→ **Tasks to perform**
- a) From the polar bear forum thread, copy the passage from "Young people fulfilling" up to and including "(Mar 28, 2011)" word for word.
- b) Using the polar bear forum thread, decide whether each statement agrees with it: (i) the minister posted the photo while in Moscow; (ii) the thread says there are now around 5000 polar bears in Alaska; (iii) the edge of the ice is described as the bears' primary hunting grounds. Answer yes or no for each and quote the words that decide it.
- c) Extend the polar bear forum thread from its final line.

# Polarbear feast!



## NaeKid (Oct 17, 2008)

http://news.nationalpost.com/2013/1...r-says-population-is-expanding-not-shrinking/

*'Enjoy!' Environment Minister sparks social media firestorm after tweeting photo of dead polar bear*



> OTTAWA - Environment Minister Leona Aglukkaq is raising a ruckus in social media circles after posting a photo of a freshly killed polar bear on Twitter with the caption: "Enjoy!!"
> 
> And she did so while in Moscow where she is celebrating the 40th anniversary of an agreement on the conservation of polar bears.
> 
> ...


Congratulations to the young man for his first bear. That is very exciting! Minister Aglukkaq got it right and all of the nay-sayers need to realize that there isn't a Safeway on every corner in the north-country, and that the people who live there, live their lives based on what they can hunt, fish, gather and garden - and - their gardens do not do well.


----------



## Tirediron (Jul 12, 2010)

Young people fulfilling their native traditions is very, very important. Libtards need to keep their nose out of native affairs, or they can feed themselves to the polar bears, that would be much more productive. Yes I have a problem with know nothing activist whiners


----------



## RevWC (Mar 28, 2011)

He would have died from global warming anyway...


----------



## Tirediron (Jul 12, 2010)

Polar bears or Libtard activists???


----------



## Caribou (Aug 18, 2012)

When I was young there were around 5000 polar bears in Alaska. There are now around 25,000. They try to tell us that the polar bear is having a hard time by showing us pictures of a bear resting on a small iceberg. The edge of the ice is their primary hunting grounds. When swimming across large bodies of water they will rest on any available ice.


----------



## cnsper (Sep 20, 2012)

→ **Data shown**
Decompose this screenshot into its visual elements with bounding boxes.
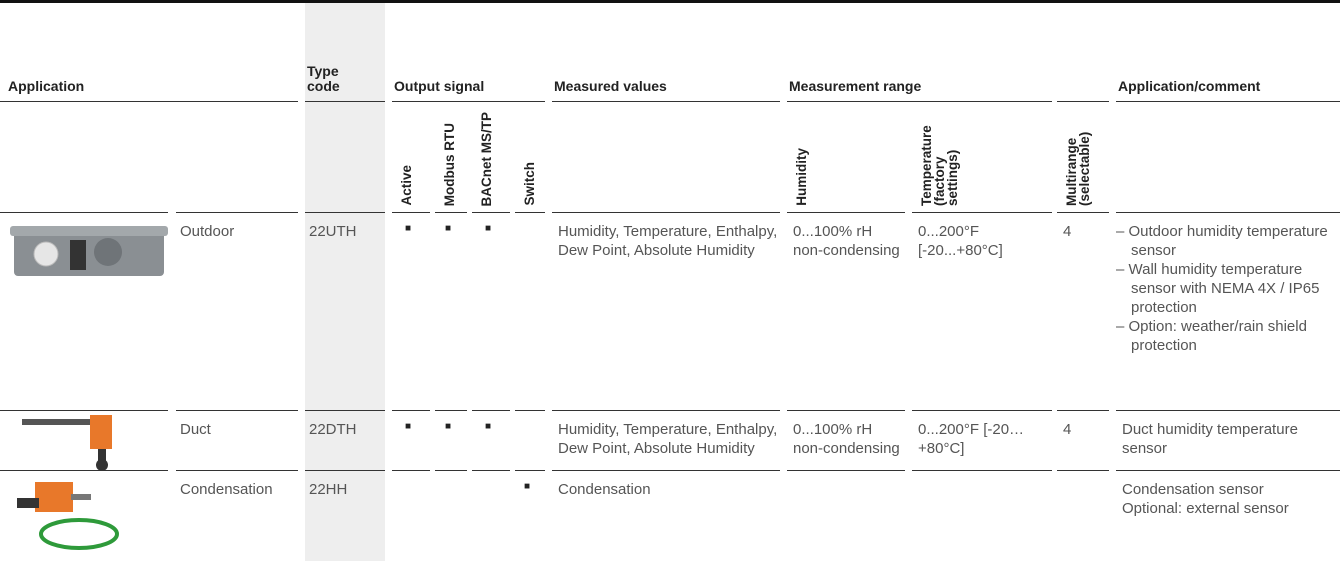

→ **Answers to the problems**
- a)
Young people fulfilling their native traditions is very, very important. Libtards need to keep their nose out of native affairs, or they can feed themselves to the polar bears, that would be much more productive. Yes I have a problem with know nothing activist whiners


----------



## RevWC (Mar 28, 2011)

- b)
(i) Yes: "And she did so while in Moscow"
(ii) No: "There are now around 25,000."
(iii) Yes: "The edge of the ice is their primary hunting grounds."

- c)
Tirediron said:


> Libtards need to keep their nose out of native affairs, or they can feed themselves to the polar bears, that would be much more productive.


Why would you wish that on a bear? Trying to poison it?


----------



## WACHcaribou (Dec 8, 2013)

Polar bears have almost entirely dissapeard from NW Ak, the Kotzebue area used to be "the Polar Bear Capitol of the World" and my wifes cousin Art Feilds was one of the best guides/Hunters around. 

Alska's Bering sea and Chuckchi seas have few islands,and very little to offer a Walrus or Polar Bear when the old thick ice is gone, unlike the Canadian Achepellago, and all the places such can haul out or swim to. Far more walrus and Polar bears are crowded along the beach in summer now, impacting the availabl feed at their concentrations. When the ice receeds past the ccontental shelf along Alaska, walrus and seals cannot dive deep enough to eat. No walrus or Seals, means no Polar Bear feed.

Its been 4 years since one came along and my neighbor caught it just outside the village, but there was a time when keeping an eye out for sow's headed to den up were a worry after freeze up. I personally havent seen a Polar Bear in 6 years, and they used to be fairly regular, even on the southern side of Kotzebue Sound, when my oldest son lives, and activly hunts.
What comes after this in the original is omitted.